- **Task directions**: What you produce should be every line from the data that includes "this".

- **Records provided**:
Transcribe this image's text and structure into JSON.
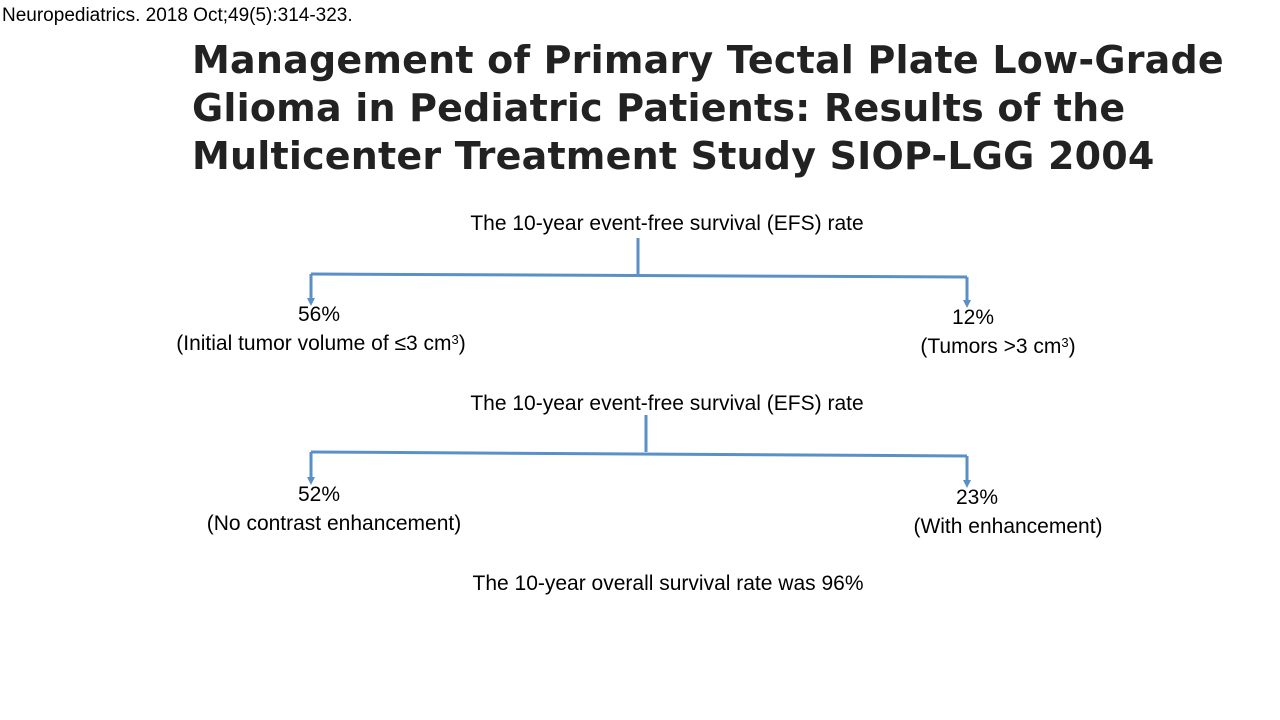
{
  "citation": "Neuropediatrics. 2018 Oct;49(5):314-323.",
  "title": {
    "line1": "Management of Primary Tectal Plate Low-Grade",
    "line2": "Glioma in Pediatric Patients: Results of the",
    "line3": "Multicenter Treatment Study SIOP-LGG 2004"
  },
  "tree1": {
    "root": "The 10-year event-free survival (EFS) rate",
    "left": {
      "value": "56%",
      "label_text": "(Initial tumor volume of ≤3 cm",
      "label_sup": "3",
      "label_close": ")"
    },
    "right": {
      "value": "12%",
      "label_text": "(Tumors >3 cm",
      "label_sup": "3",
      "label_close": ")"
    }
  },
  "tree2": {
    "root": "The 10-year event-free survival (EFS) rate",
    "left": {
      "value": "52%",
      "label": "(No contrast enhancement)"
    },
    "right": {
      "value": "23%",
      "label": "(With enhancement)"
    }
  },
  "footer": "The 10-year overall survival rate was 96%",
  "colors": {
    "connector": "#5b8fc7",
    "title": "#222222",
    "text": "#000000"
  }
}
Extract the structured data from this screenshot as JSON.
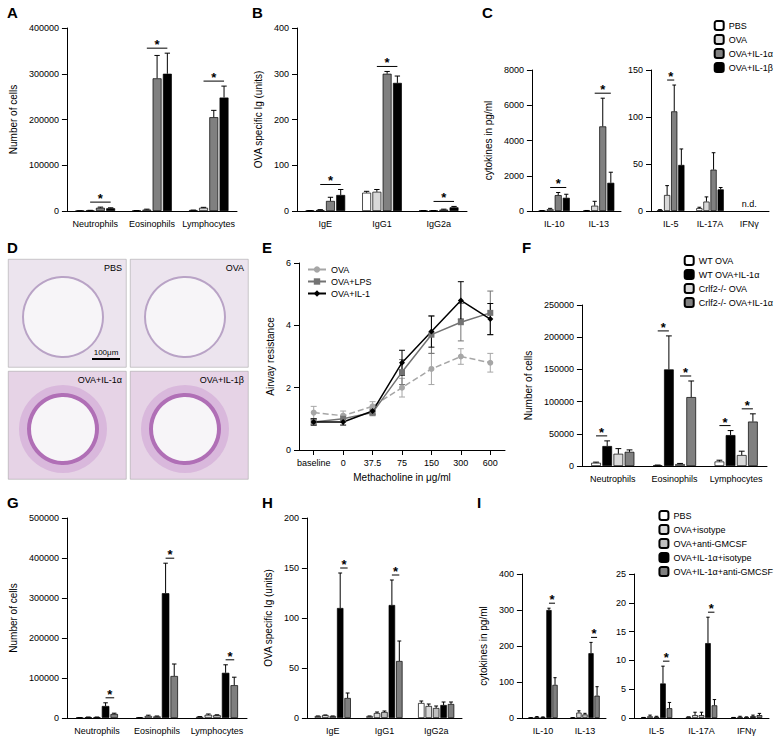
{
  "chart_data": [
    {
      "type": "bar",
      "title": "A",
      "y_label": "Number of cells",
      "categories": [
        "Neutrophils",
        "Eosinophils",
        "Lymphocytes"
      ],
      "series": [
        {
          "name": "PBS",
          "color": "#ffffff",
          "values": [
            500,
            1000,
            2000
          ],
          "errors": [
            0,
            0,
            0
          ]
        },
        {
          "name": "OVA",
          "color": "#d9d9d9",
          "values": [
            1000,
            3000,
            7000
          ],
          "errors": [
            500,
            1000,
            1000
          ]
        },
        {
          "name": "OVA+IL-1α",
          "color": "#808080",
          "values": [
            7000,
            290000,
            205000
          ],
          "errors": [
            1500,
            50000,
            15000
          ]
        },
        {
          "name": "OVA+IL-1β",
          "color": "#000000",
          "values": [
            6000,
            300000,
            248000
          ],
          "errors": [
            1000,
            45000,
            25000
          ]
        }
      ],
      "ylim": [
        0,
        400000
      ],
      "yticks": [
        0,
        100000,
        200000,
        300000,
        400000
      ],
      "grid": false,
      "annotations": [
        {
          "category": "Neutrophils",
          "from": "OVA",
          "to": "OVA+IL-1β",
          "text": "*"
        },
        {
          "category": "Eosinophils",
          "from": "OVA",
          "to": "OVA+IL-1β",
          "text": "*"
        },
        {
          "category": "Lymphocytes",
          "from": "OVA",
          "to": "OVA+IL-1β",
          "text": "*"
        }
      ]
    },
    {
      "type": "bar",
      "title": "B",
      "y_label": "OVA specific Ig (units)",
      "categories": [
        "IgE",
        "IgG1",
        "IgG2a"
      ],
      "series": [
        {
          "name": "PBS",
          "color": "#ffffff",
          "values": [
            1,
            40,
            1
          ],
          "errors": [
            0,
            3,
            0
          ]
        },
        {
          "name": "OVA",
          "color": "#d9d9d9",
          "values": [
            2,
            42,
            1
          ],
          "errors": [
            1,
            5,
            0
          ]
        },
        {
          "name": "OVA+IL-1α",
          "color": "#808080",
          "values": [
            22,
            300,
            3
          ],
          "errors": [
            8,
            5,
            1
          ]
        },
        {
          "name": "OVA+IL-1β",
          "color": "#000000",
          "values": [
            35,
            280,
            8
          ],
          "errors": [
            12,
            15,
            2
          ]
        }
      ],
      "ylim": [
        0,
        400
      ],
      "yticks": [
        0,
        100,
        200,
        300,
        400
      ],
      "grid": false,
      "annotations": [
        {
          "category": "IgE",
          "from": "OVA",
          "to": "OVA+IL-1β",
          "text": "*"
        },
        {
          "category": "IgG1",
          "from": "OVA",
          "to": "OVA+IL-1β",
          "text": "*"
        },
        {
          "category": "IgG2a",
          "from": "OVA",
          "to": "OVA+IL-1β",
          "text": "*"
        }
      ]
    },
    {
      "type": "bar",
      "title": "C",
      "y_label": "cytokines in pg/ml",
      "categories": [
        "IL-10",
        "IL-13"
      ],
      "series": [
        {
          "name": "PBS",
          "color": "#ffffff",
          "values": [
            20,
            20
          ],
          "errors": [
            5,
            10
          ]
        },
        {
          "name": "OVA",
          "color": "#d9d9d9",
          "values": [
            100,
            300
          ],
          "errors": [
            50,
            250
          ]
        },
        {
          "name": "OVA+IL-1α",
          "color": "#808080",
          "values": [
            900,
            4800
          ],
          "errors": [
            150,
            1600
          ]
        },
        {
          "name": "OVA+IL-1β",
          "color": "#000000",
          "values": [
            750,
            1600
          ],
          "errors": [
            200,
            600
          ]
        }
      ],
      "ylim": [
        0,
        8000
      ],
      "yticks": [
        0,
        2000,
        4000,
        6000,
        8000
      ],
      "grid": false,
      "annotations": [
        {
          "category": "IL-10",
          "from": "OVA",
          "to": "OVA+IL-1β",
          "text": "*"
        },
        {
          "category": "IL-13",
          "from": "OVA",
          "to": "OVA+IL-1β",
          "text": "*"
        }
      ]
    },
    {
      "type": "bar",
      "categories": [
        "IL-5",
        "IL-17A",
        "IFNγ"
      ],
      "series": [
        {
          "name": "PBS",
          "color": "#ffffff",
          "values": [
            1,
            3,
            null
          ],
          "errors": [
            0.5,
            1,
            null
          ]
        },
        {
          "name": "OVA",
          "color": "#d9d9d9",
          "values": [
            17,
            10,
            null
          ],
          "errors": [
            10,
            5,
            null
          ]
        },
        {
          "name": "OVA+IL-1α",
          "color": "#808080",
          "values": [
            106,
            44,
            null
          ],
          "errors": [
            28,
            18,
            null
          ]
        },
        {
          "name": "OVA+IL-1β",
          "color": "#000000",
          "values": [
            49,
            23,
            null
          ],
          "errors": [
            17,
            2,
            null
          ]
        }
      ],
      "ylim": [
        0,
        150
      ],
      "yticks": [
        0,
        50,
        100,
        150
      ],
      "grid": false,
      "legend": "upper right",
      "annotations": [
        {
          "category": "IL-5",
          "from": "OVA",
          "to": "OVA+IL-1α",
          "text": "*"
        },
        {
          "category": "IFNγ",
          "text": "n.d."
        }
      ]
    },
    {
      "type": "micrograph",
      "title": "D",
      "panels": [
        "PBS",
        "OVA",
        "OVA+IL-1α",
        "OVA+IL-1β"
      ],
      "scale_bar": "100μm"
    },
    {
      "type": "line",
      "title": "E",
      "y_label": "Airway resistance",
      "x_label": "Methacholine in μg/ml",
      "categories": [
        "baseline",
        "0",
        "37.5",
        "75",
        "150",
        "300",
        "600"
      ],
      "series": [
        {
          "name": "OVA",
          "color": "#a6a6a6",
          "marker": "circle",
          "line_style": "dashed",
          "values": [
            1.2,
            1.1,
            1.4,
            2.0,
            2.6,
            3.0,
            2.8
          ],
          "errors": [
            0.2,
            0.15,
            0.15,
            0.3,
            0.5,
            0.25,
            0.3
          ]
        },
        {
          "name": "OVA+LPS",
          "color": "#737373",
          "marker": "square",
          "line_style": "solid",
          "values": [
            0.9,
            1.0,
            1.2,
            2.5,
            3.7,
            4.1,
            4.4
          ],
          "errors": [
            0.1,
            0.1,
            0.1,
            0.4,
            0.6,
            0.6,
            0.7
          ]
        },
        {
          "name": "OVA+IL-1",
          "color": "#000000",
          "marker": "diamond",
          "line_style": "solid",
          "values": [
            0.9,
            0.9,
            1.25,
            2.8,
            3.8,
            4.8,
            4.2
          ],
          "errors": [
            0.1,
            0.1,
            0.1,
            0.4,
            0.5,
            0.6,
            0.5
          ]
        }
      ],
      "ylim": [
        0,
        6
      ],
      "yticks": [
        0,
        2,
        4,
        6
      ],
      "grid": false,
      "legend": "upper left"
    },
    {
      "type": "bar",
      "title": "F",
      "y_label": "Number of cells",
      "categories": [
        "Neutrophils",
        "Eosinophils",
        "Lymphocytes"
      ],
      "series": [
        {
          "name": "WT OVA",
          "color": "#ffffff",
          "values": [
            5000,
            1000,
            7000
          ],
          "errors": [
            1000,
            500,
            2000
          ]
        },
        {
          "name": "WT OVA+IL-1α",
          "color": "#000000",
          "values": [
            31000,
            150000,
            48000
          ],
          "errors": [
            8000,
            52000,
            7000
          ]
        },
        {
          "name": "Crlf2-/- OVA",
          "color": "#d9d9d9",
          "values": [
            19000,
            3000,
            17000
          ],
          "errors": [
            8000,
            1000,
            6000
          ]
        },
        {
          "name": "Crlf2-/- OVA+IL-1α",
          "color": "#808080",
          "values": [
            22000,
            107000,
            69000
          ],
          "errors": [
            3000,
            25000,
            12000
          ]
        }
      ],
      "ylim": [
        0,
        250000
      ],
      "yticks": [
        0,
        50000,
        100000,
        150000,
        200000,
        250000
      ],
      "grid": false,
      "legend": "upper right",
      "annotations": [
        {
          "category": "Neutrophils",
          "from": "WT OVA",
          "to": "WT OVA+IL-1α",
          "text": "*"
        },
        {
          "category": "Eosinophils",
          "from": "WT OVA",
          "to": "WT OVA+IL-1α",
          "text": "*"
        },
        {
          "category": "Eosinophils",
          "from": "Crlf2-/- OVA",
          "to": "Crlf2-/- OVA+IL-1α",
          "text": "*"
        },
        {
          "category": "Lymphocytes",
          "from": "WT OVA",
          "to": "WT OVA+IL-1α",
          "text": "*"
        },
        {
          "category": "Lymphocytes",
          "from": "Crlf2-/- OVA",
          "to": "Crlf2-/- OVA+IL-1α",
          "text": "*"
        }
      ]
    },
    {
      "type": "bar",
      "title": "G",
      "y_label": "Number of cells",
      "categories": [
        "Neutrophils",
        "Eosinophils",
        "Lymphocytes"
      ],
      "series": [
        {
          "name": "PBS",
          "color": "#ffffff",
          "values": [
            1000,
            1000,
            3000
          ],
          "errors": [
            0,
            0,
            500
          ]
        },
        {
          "name": "OVA+isotype",
          "color": "#d9d9d9",
          "values": [
            2000,
            5000,
            8000
          ],
          "errors": [
            500,
            2000,
            2000
          ]
        },
        {
          "name": "OVA+anti-GMCSF",
          "color": "#bfbfbf",
          "values": [
            2000,
            4000,
            7000
          ],
          "errors": [
            500,
            1000,
            1000
          ]
        },
        {
          "name": "OVA+IL-1α+isotype",
          "color": "#000000",
          "values": [
            30000,
            312000,
            113000
          ],
          "errors": [
            8000,
            75000,
            20000
          ]
        },
        {
          "name": "OVA+IL-1α+anti-GMCSF",
          "color": "#7f7f7f",
          "values": [
            10000,
            105000,
            82000
          ],
          "errors": [
            2000,
            30000,
            20000
          ]
        }
      ],
      "ylim": [
        0,
        500000
      ],
      "yticks": [
        0,
        100000,
        200000,
        300000,
        400000,
        500000
      ],
      "grid": false,
      "annotations": [
        {
          "category": "Neutrophils",
          "from": "OVA+IL-1α+isotype",
          "to": "OVA+IL-1α+anti-GMCSF",
          "text": "*"
        },
        {
          "category": "Eosinophils",
          "from": "OVA+IL-1α+isotype",
          "to": "OVA+IL-1α+anti-GMCSF",
          "text": "*"
        },
        {
          "category": "Lymphocytes",
          "from": "OVA+IL-1α+isotype",
          "to": "OVA+IL-1α+anti-GMCSF",
          "text": "*"
        }
      ]
    },
    {
      "type": "bar",
      "title": "H",
      "y_label": "OVA specific Ig (units)",
      "categories": [
        "IgE",
        "IgG1",
        "IgG2a"
      ],
      "series": [
        {
          "name": "PBS",
          "color": "#ffffff",
          "values": [
            2,
            2,
            15
          ],
          "errors": [
            0,
            0,
            2
          ]
        },
        {
          "name": "OVA+isotype",
          "color": "#d9d9d9",
          "values": [
            3,
            5,
            12
          ],
          "errors": [
            0,
            1,
            2
          ]
        },
        {
          "name": "OVA+anti-GMCSF",
          "color": "#bfbfbf",
          "values": [
            2,
            6,
            10
          ],
          "errors": [
            0,
            1,
            2
          ]
        },
        {
          "name": "OVA+IL-1α+isotype",
          "color": "#000000",
          "values": [
            110,
            113,
            13
          ],
          "errors": [
            35,
            25,
            3
          ]
        },
        {
          "name": "OVA+IL-1α+anti-GMCSF",
          "color": "#7f7f7f",
          "values": [
            20,
            57,
            14
          ],
          "errors": [
            5,
            20,
            2
          ]
        }
      ],
      "ylim": [
        0,
        200
      ],
      "yticks": [
        0,
        50,
        100,
        150,
        200
      ],
      "grid": false,
      "annotations": [
        {
          "category": "IgE",
          "from": "OVA+IL-1α+isotype",
          "to": "OVA+IL-1α+anti-GMCSF",
          "text": "*"
        },
        {
          "category": "IgG1",
          "from": "OVA+IL-1α+isotype",
          "to": "OVA+IL-1α+anti-GMCSF",
          "text": "*"
        }
      ]
    },
    {
      "type": "bar",
      "title": "I",
      "y_label": "cytokines in pg/ml",
      "categories": [
        "IL-10",
        "IL-13"
      ],
      "series": [
        {
          "name": "PBS",
          "color": "#ffffff",
          "values": [
            1,
            1
          ],
          "errors": [
            0,
            0
          ]
        },
        {
          "name": "OVA+isotype",
          "color": "#d9d9d9",
          "values": [
            3,
            15
          ],
          "errors": [
            1,
            5
          ]
        },
        {
          "name": "OVA+anti-GMCSF",
          "color": "#bfbfbf",
          "values": [
            2,
            10
          ],
          "errors": [
            1,
            3
          ]
        },
        {
          "name": "OVA+IL-1α+isotype",
          "color": "#000000",
          "values": [
            300,
            180
          ],
          "errors": [
            5,
            30
          ]
        },
        {
          "name": "OVA+IL-1α+anti-GMCSF",
          "color": "#7f7f7f",
          "values": [
            92,
            62
          ],
          "errors": [
            20,
            25
          ]
        }
      ],
      "ylim": [
        0,
        400
      ],
      "yticks": [
        0,
        100,
        200,
        300,
        400
      ],
      "grid": false,
      "annotations": [
        {
          "category": "IL-10",
          "from": "OVA+IL-1α+isotype",
          "to": "OVA+IL-1α+anti-GMCSF",
          "text": "*"
        },
        {
          "category": "IL-13",
          "from": "OVA+IL-1α+isotype",
          "to": "OVA+IL-1α+anti-GMCSF",
          "text": "*"
        }
      ]
    },
    {
      "type": "bar",
      "categories": [
        "IL-5",
        "IL-17A",
        "IFNγ"
      ],
      "series": [
        {
          "name": "PBS",
          "color": "#ffffff",
          "values": [
            0.1,
            0.2,
            0.1
          ],
          "errors": [
            0,
            0,
            0
          ]
        },
        {
          "name": "OVA+isotype",
          "color": "#d9d9d9",
          "values": [
            0.3,
            0.5,
            0.2
          ],
          "errors": [
            0.2,
            0.5,
            0.1
          ]
        },
        {
          "name": "OVA+anti-GMCSF",
          "color": "#bfbfbf",
          "values": [
            0.2,
            0.5,
            0.1
          ],
          "errors": [
            0.1,
            0.5,
            0.1
          ]
        },
        {
          "name": "OVA+IL-1α+isotype",
          "color": "#000000",
          "values": [
            6,
            13,
            0.3
          ],
          "errors": [
            3,
            4.5,
            0.2
          ]
        },
        {
          "name": "OVA+IL-1α+anti-GMCSF",
          "color": "#7f7f7f",
          "values": [
            1.7,
            2.2,
            0.5
          ],
          "errors": [
            1,
            1,
            0.3
          ]
        }
      ],
      "ylim": [
        0,
        25
      ],
      "yticks": [
        0,
        5,
        10,
        15,
        20,
        25
      ],
      "grid": false,
      "legend": "upper right",
      "annotations": [
        {
          "category": "IL-5",
          "from": "OVA+IL-1α+isotype",
          "to": "OVA+IL-1α+anti-GMCSF",
          "text": "*"
        },
        {
          "category": "IL-17A",
          "from": "OVA+IL-1α+isotype",
          "to": "OVA+IL-1α+anti-GMCSF",
          "text": "*"
        }
      ]
    }
  ]
}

- **Result below**:
Transcribe this image's text and structure into JSON.
Extract the structured data from this screenshot as JSON.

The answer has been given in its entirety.